Select the lines below containing the word "name".

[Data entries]
↓↓↓
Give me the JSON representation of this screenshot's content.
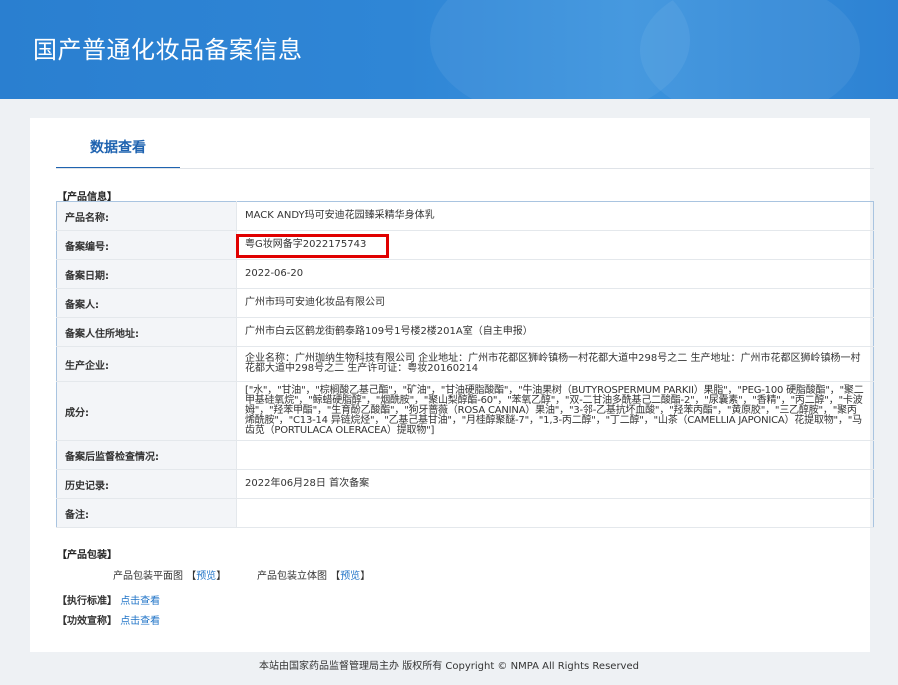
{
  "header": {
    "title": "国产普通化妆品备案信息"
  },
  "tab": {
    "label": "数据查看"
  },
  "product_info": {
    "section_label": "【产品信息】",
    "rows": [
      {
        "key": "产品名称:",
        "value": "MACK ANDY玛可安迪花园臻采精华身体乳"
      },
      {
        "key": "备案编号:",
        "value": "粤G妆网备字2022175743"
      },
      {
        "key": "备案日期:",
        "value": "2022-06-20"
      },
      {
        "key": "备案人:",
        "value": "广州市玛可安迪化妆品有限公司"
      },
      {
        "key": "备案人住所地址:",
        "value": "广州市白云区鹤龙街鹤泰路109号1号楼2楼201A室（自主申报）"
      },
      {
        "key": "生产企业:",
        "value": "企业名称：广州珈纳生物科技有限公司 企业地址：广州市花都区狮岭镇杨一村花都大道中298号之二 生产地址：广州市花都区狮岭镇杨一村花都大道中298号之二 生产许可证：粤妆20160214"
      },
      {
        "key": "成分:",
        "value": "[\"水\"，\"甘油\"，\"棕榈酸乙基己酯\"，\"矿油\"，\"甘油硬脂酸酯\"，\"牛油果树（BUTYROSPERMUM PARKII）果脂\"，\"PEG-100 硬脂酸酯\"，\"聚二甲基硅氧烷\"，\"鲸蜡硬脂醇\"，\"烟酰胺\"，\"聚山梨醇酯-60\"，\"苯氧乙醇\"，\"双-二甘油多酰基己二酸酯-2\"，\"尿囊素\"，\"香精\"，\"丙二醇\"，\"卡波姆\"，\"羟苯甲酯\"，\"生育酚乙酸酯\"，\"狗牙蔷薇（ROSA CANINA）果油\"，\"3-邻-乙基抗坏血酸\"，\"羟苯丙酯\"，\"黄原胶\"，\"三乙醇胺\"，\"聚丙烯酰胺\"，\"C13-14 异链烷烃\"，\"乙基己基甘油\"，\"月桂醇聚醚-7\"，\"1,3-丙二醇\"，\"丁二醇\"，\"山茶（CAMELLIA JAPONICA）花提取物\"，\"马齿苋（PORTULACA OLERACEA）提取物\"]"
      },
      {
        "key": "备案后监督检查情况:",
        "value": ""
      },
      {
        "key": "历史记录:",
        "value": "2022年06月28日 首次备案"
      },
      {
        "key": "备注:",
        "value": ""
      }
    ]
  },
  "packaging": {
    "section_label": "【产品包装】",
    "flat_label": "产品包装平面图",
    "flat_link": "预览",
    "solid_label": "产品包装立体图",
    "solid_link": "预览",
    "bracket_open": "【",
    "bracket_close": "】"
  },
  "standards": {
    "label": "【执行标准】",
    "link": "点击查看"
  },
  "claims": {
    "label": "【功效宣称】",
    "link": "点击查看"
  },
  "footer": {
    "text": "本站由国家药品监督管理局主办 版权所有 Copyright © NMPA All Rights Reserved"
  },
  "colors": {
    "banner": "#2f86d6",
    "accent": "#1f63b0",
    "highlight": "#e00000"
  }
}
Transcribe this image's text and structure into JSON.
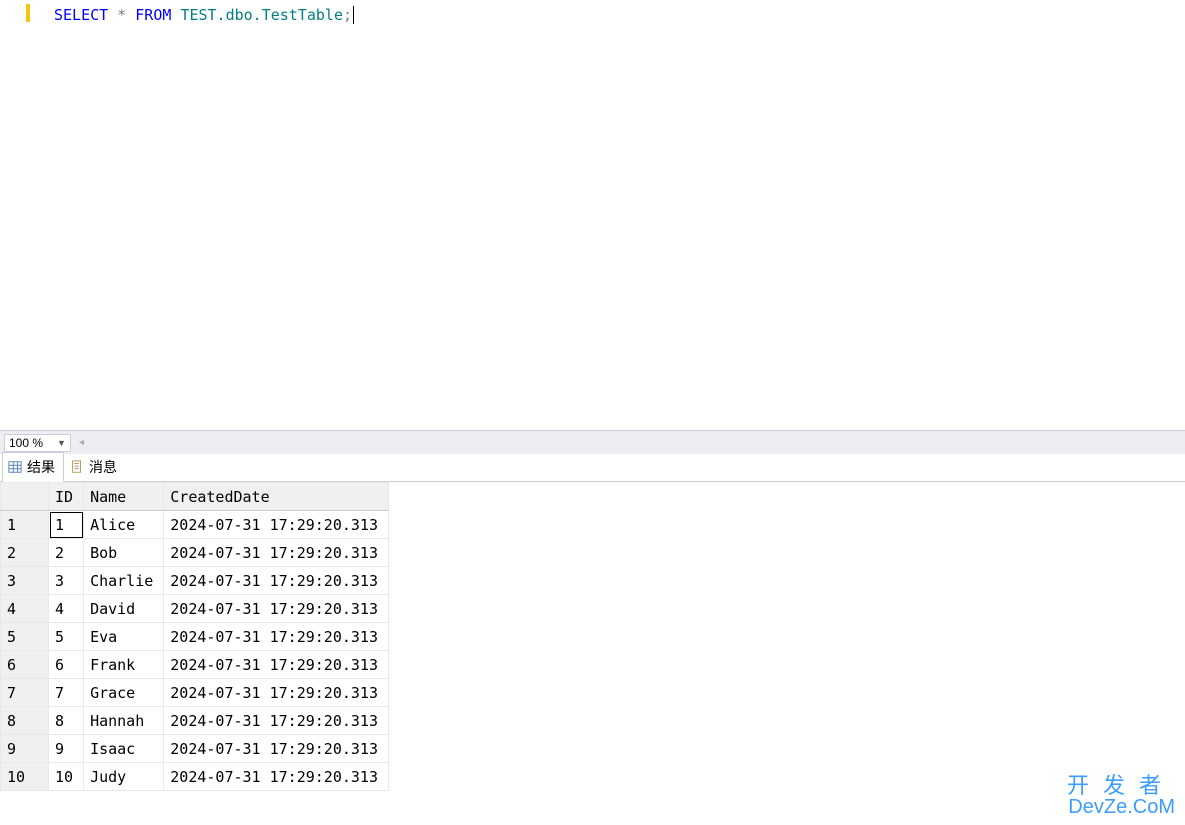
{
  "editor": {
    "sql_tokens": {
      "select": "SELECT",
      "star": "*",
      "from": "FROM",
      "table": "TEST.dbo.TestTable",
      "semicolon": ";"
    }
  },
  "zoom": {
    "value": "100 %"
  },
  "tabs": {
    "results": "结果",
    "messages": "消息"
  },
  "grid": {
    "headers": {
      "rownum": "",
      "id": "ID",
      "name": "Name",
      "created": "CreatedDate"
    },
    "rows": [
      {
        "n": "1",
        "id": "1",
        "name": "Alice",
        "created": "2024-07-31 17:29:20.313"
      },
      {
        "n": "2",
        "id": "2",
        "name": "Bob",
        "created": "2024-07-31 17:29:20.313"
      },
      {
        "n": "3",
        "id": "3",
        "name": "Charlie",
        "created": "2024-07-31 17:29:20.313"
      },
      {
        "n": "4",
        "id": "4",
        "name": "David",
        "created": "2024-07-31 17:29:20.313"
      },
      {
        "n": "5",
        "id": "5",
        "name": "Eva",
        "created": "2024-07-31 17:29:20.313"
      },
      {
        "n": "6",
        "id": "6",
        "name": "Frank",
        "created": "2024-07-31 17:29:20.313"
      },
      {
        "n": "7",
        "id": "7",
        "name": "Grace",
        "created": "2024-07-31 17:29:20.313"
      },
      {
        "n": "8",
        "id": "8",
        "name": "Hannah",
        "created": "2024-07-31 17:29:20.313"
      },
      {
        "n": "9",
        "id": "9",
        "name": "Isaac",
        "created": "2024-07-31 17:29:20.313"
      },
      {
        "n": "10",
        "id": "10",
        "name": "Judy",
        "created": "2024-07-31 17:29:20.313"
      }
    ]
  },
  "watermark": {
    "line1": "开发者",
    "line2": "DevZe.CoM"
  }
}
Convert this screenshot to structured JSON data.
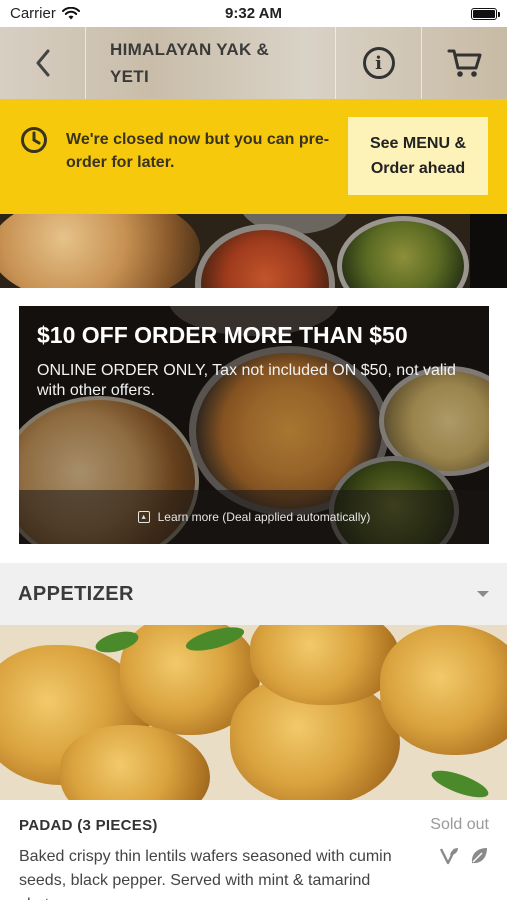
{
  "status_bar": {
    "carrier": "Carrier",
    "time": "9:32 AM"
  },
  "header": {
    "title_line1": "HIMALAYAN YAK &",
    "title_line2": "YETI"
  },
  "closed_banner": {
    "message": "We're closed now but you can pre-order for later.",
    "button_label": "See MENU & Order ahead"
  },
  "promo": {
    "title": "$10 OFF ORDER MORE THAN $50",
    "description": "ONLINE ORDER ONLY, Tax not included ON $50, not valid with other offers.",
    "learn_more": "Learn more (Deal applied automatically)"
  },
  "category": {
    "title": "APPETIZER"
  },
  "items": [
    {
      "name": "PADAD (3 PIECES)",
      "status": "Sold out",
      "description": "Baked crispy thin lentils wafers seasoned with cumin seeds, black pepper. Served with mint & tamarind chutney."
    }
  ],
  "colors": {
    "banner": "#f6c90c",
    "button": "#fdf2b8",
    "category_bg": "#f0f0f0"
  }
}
↑↑↑
### Final result
      "name": "Name",
        "name": "Alice",
        "name": "Bob",
        "name": "Charlie",
        "name": "David",
        "name": "Eva",
        "name": "Frank",
        "name": "Grace",
        "name": "Hannah",
        "name": "Isaac",
        "name": "Judy",
      "name": "PADAD (3 PIECES)",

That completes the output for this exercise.